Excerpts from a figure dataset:
━━━━━━━━━━━━━━━━
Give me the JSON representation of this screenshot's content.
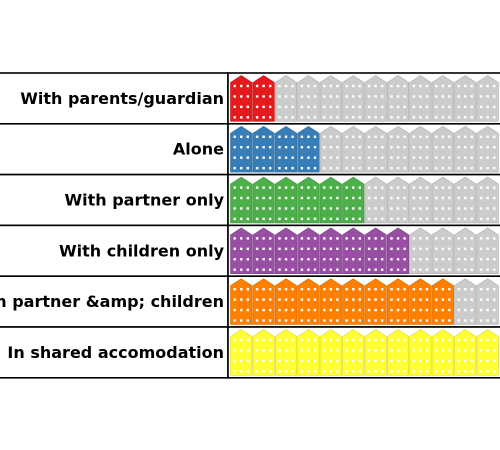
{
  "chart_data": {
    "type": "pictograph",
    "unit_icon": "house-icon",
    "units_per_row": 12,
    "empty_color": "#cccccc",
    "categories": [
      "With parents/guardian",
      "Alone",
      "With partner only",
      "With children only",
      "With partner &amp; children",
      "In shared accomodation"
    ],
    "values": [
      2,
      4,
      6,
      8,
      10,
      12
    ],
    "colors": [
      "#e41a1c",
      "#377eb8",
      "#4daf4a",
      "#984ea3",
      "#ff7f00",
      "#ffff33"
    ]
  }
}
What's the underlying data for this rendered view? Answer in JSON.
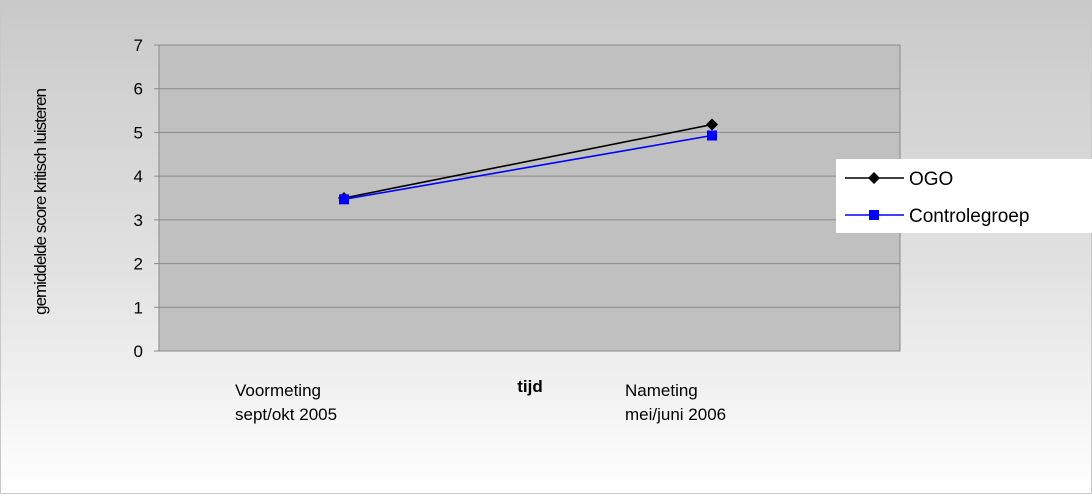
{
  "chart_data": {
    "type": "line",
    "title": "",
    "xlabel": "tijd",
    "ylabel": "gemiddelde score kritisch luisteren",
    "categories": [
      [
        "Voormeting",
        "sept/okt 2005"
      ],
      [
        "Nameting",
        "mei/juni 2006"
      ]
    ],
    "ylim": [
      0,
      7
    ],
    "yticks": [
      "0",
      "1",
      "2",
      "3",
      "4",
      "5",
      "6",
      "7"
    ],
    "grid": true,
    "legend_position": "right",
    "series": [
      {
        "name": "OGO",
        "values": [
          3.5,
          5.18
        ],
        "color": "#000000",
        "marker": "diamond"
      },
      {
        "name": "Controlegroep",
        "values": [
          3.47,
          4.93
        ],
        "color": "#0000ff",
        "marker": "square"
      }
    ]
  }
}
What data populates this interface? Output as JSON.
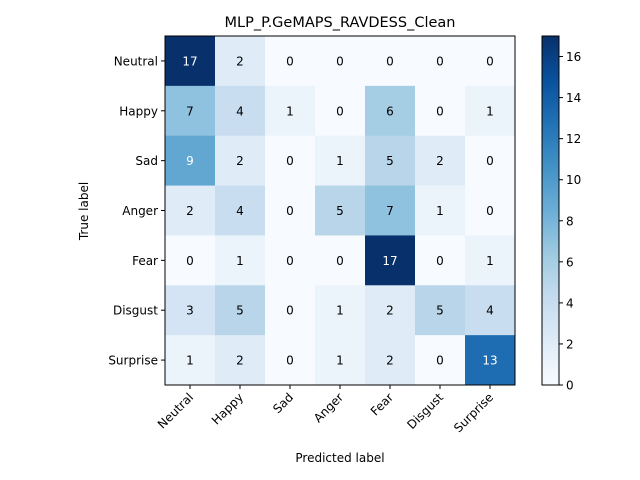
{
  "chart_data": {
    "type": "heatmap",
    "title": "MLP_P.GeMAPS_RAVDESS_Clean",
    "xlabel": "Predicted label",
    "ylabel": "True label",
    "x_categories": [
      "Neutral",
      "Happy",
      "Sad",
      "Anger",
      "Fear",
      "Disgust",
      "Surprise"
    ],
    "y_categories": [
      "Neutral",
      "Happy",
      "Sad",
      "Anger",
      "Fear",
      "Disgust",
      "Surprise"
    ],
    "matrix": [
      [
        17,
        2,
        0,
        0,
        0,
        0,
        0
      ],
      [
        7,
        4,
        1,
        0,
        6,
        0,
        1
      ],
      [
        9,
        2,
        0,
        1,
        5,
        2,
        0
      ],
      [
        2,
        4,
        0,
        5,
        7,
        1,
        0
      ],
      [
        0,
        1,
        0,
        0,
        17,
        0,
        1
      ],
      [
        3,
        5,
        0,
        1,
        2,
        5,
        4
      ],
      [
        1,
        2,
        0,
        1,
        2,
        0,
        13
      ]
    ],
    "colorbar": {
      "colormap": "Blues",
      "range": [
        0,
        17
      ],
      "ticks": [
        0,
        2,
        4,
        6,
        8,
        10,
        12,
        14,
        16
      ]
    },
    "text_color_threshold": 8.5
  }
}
━━━━━━━━━━━━━━━━
Search the entries for the word "What", then gather every line that has it.

■ TASK RESULT
What's the underlying data for this rendered view? Answer in JSON.
What data populates this interface? Output as JSON.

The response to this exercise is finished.